Extract every line below that contains the word "screenshot".

··· Data for the task ···

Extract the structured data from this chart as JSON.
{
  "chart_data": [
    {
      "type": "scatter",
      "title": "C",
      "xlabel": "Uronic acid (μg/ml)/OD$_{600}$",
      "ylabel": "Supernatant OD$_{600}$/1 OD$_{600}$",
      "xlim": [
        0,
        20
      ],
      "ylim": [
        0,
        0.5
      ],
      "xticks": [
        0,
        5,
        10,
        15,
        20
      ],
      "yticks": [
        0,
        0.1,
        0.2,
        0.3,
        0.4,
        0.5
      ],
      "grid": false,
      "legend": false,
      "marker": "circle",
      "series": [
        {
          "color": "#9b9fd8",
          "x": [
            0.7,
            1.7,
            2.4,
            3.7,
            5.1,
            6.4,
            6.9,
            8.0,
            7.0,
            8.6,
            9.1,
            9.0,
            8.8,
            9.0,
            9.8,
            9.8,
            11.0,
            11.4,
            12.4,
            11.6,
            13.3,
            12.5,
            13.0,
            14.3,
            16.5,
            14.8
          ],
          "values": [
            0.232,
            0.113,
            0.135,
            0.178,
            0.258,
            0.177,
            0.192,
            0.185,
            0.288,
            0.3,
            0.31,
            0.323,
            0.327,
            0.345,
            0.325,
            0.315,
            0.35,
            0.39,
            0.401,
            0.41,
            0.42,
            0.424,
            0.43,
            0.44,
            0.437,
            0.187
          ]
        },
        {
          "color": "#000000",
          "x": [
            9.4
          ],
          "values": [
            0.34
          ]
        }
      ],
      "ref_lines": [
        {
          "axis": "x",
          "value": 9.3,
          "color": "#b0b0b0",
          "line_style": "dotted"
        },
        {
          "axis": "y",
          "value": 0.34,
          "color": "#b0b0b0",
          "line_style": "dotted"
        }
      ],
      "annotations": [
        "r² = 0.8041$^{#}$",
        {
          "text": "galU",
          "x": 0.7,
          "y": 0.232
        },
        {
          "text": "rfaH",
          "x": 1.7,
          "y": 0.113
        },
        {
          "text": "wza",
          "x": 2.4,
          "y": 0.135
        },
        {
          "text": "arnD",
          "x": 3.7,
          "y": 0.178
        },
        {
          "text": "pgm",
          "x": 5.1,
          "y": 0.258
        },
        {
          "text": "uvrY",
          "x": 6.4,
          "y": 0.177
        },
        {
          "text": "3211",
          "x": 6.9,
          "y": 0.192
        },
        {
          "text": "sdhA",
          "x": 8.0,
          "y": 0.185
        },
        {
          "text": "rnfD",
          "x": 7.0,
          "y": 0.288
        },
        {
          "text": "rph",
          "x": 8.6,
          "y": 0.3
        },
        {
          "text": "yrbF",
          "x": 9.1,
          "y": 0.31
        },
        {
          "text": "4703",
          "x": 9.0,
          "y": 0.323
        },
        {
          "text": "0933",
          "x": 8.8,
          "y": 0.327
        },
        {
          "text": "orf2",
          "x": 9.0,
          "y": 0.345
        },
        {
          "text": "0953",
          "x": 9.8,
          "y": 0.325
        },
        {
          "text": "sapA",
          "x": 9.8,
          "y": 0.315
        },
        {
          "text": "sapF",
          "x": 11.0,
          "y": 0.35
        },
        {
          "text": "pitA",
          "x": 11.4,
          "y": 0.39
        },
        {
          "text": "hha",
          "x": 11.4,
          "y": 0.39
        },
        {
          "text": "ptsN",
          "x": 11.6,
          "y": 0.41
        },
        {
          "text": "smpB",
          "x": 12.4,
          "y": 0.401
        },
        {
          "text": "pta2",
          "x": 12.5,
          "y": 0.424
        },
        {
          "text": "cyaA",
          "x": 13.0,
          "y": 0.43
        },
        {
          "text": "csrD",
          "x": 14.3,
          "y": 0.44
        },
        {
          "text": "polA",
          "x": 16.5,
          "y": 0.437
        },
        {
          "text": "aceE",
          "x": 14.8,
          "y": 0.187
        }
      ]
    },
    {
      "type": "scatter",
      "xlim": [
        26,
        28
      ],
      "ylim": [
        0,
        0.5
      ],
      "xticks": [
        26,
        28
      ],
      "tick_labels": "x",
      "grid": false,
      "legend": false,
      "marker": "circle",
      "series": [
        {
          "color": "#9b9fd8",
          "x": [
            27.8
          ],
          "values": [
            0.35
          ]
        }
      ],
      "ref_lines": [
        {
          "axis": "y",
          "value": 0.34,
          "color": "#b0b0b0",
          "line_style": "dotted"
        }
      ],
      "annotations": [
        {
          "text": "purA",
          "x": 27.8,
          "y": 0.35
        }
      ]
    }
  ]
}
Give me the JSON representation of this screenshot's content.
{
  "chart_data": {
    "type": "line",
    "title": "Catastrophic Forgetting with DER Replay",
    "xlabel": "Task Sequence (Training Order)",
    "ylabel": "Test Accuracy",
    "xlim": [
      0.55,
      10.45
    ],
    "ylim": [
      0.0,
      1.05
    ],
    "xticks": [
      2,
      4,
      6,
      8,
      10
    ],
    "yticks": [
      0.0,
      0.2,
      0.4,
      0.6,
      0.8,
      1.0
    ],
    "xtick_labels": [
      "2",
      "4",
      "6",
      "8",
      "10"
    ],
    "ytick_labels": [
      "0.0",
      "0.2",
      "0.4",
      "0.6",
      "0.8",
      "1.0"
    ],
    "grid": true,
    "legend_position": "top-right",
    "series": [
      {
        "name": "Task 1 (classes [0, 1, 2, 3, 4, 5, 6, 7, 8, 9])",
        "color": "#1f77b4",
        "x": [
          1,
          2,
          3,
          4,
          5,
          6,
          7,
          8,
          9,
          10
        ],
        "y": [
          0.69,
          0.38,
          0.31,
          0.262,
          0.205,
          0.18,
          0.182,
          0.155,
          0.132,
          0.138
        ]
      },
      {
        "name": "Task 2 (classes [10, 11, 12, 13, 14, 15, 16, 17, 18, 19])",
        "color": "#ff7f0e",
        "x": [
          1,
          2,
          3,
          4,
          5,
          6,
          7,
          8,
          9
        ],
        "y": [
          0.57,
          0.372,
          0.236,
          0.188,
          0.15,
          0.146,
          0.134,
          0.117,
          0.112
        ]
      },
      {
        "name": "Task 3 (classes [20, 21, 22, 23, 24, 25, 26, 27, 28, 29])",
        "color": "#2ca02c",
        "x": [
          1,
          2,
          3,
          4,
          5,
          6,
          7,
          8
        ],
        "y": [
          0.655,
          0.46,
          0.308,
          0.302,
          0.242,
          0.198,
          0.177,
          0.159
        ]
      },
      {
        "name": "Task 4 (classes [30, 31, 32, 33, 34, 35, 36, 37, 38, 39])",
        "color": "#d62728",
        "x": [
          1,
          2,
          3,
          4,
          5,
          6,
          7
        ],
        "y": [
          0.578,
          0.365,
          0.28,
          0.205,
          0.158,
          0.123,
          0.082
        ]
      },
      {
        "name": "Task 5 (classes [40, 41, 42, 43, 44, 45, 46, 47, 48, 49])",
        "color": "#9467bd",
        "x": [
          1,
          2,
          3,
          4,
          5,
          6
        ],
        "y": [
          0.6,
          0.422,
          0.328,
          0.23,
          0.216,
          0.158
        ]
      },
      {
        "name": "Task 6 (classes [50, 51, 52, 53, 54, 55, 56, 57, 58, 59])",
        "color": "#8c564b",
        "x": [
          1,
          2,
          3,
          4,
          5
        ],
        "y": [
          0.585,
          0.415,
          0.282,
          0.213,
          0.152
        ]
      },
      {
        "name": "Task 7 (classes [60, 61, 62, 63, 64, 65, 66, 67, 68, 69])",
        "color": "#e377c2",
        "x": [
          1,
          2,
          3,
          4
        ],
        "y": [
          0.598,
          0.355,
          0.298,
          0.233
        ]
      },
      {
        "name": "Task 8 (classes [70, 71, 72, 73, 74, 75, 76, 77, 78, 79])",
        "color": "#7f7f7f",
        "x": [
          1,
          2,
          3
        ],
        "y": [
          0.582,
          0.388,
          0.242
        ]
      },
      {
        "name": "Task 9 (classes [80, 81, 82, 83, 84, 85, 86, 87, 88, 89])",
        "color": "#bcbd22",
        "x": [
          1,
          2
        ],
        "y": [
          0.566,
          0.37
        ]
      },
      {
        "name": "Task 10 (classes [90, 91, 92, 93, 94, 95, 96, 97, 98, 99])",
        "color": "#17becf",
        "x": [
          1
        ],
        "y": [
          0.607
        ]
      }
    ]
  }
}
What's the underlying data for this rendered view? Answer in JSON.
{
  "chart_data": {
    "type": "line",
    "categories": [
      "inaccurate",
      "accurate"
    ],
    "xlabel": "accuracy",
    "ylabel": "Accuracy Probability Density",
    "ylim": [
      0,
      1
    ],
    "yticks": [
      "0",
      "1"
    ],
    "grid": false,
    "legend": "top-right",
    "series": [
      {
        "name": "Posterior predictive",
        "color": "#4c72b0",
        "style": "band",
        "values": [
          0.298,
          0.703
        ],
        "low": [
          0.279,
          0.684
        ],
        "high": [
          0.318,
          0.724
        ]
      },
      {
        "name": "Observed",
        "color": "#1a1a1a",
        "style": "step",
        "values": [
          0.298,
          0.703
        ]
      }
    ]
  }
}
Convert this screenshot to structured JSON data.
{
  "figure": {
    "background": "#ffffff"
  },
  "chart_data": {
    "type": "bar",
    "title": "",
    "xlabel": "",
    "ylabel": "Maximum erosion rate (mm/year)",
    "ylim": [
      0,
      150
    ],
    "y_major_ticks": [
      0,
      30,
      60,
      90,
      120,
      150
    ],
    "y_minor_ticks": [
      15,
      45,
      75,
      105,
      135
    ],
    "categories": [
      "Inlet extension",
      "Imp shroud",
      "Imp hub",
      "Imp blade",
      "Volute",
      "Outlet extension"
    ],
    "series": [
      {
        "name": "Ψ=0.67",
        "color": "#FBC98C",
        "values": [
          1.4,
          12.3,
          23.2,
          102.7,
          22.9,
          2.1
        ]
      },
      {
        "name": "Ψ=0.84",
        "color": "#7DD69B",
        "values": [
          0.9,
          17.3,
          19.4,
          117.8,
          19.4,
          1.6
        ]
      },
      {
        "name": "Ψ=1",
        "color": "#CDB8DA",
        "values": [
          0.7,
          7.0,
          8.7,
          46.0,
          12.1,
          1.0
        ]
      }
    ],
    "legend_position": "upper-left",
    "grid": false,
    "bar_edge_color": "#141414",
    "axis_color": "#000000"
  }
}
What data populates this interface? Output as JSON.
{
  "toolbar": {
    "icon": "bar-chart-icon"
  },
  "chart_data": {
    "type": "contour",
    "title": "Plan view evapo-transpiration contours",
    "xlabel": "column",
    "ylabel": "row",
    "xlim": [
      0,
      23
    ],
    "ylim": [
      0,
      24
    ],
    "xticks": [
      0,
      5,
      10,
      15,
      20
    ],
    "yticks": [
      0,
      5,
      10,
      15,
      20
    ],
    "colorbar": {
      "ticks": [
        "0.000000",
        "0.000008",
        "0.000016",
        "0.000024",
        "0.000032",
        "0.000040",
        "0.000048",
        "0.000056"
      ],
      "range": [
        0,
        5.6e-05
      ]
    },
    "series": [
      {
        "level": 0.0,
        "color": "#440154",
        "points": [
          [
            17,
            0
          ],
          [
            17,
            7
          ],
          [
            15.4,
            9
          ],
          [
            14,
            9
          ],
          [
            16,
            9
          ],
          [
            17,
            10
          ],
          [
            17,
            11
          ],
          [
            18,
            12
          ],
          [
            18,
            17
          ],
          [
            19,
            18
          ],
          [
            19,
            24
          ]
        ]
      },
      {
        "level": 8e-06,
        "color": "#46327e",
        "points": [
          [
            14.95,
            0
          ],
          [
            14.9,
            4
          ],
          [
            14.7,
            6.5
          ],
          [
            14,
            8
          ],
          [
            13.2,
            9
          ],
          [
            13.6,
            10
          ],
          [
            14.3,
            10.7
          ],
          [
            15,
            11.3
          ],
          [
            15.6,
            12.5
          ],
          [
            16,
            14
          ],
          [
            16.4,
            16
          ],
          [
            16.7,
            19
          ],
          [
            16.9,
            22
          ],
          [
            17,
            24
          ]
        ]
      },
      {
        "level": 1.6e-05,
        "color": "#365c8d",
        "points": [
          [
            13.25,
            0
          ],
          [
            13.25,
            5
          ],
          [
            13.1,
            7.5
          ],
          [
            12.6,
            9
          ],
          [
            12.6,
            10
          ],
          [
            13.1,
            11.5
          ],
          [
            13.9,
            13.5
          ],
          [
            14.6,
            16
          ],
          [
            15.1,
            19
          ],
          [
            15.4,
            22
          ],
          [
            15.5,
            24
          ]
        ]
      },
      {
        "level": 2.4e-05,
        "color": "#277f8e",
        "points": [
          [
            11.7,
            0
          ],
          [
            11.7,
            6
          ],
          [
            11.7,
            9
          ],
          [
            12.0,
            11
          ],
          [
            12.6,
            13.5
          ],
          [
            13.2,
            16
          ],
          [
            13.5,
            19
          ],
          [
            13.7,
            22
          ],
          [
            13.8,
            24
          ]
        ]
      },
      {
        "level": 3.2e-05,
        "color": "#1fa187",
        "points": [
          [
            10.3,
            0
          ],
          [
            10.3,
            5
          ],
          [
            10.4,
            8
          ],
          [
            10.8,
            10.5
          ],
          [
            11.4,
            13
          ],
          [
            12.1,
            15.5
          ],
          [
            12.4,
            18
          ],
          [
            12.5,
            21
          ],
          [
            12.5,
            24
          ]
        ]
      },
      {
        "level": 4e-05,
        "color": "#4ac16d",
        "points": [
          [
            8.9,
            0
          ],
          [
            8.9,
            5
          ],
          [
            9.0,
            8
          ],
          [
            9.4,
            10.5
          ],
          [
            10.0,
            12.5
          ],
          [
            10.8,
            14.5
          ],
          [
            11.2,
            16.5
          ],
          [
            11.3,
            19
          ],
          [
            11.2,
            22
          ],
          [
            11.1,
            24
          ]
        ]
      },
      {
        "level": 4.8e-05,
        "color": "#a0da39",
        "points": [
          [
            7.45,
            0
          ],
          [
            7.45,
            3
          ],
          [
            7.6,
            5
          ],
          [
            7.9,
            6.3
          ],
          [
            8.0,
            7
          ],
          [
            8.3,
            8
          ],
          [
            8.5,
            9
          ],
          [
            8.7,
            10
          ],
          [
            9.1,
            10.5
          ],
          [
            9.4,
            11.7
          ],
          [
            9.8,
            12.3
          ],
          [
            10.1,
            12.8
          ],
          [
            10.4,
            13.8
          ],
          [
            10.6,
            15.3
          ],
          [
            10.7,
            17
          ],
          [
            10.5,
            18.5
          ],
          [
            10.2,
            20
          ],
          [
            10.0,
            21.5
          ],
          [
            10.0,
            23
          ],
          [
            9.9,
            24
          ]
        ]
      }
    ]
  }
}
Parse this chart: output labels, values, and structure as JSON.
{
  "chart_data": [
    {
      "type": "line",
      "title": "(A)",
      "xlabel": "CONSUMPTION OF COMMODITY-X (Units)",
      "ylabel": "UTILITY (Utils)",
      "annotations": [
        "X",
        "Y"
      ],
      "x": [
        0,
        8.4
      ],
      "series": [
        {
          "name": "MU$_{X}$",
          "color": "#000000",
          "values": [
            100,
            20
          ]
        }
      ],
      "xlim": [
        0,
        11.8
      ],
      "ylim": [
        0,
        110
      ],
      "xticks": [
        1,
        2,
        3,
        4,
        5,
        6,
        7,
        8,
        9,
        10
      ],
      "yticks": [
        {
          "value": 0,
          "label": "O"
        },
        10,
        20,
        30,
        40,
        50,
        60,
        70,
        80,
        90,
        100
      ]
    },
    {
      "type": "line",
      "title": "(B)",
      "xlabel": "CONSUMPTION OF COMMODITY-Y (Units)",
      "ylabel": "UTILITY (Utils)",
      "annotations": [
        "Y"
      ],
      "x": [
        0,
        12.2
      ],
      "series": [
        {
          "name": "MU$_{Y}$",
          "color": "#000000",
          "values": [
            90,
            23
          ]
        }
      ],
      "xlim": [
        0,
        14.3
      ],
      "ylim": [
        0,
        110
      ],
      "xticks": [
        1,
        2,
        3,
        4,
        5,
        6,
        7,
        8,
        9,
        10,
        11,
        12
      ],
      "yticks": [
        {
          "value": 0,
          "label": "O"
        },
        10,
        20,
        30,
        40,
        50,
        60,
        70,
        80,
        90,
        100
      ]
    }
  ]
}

···

■ **The output**
Give me the JSON representation of this screenshot's content.
Convert this screenshot to structured JSON data.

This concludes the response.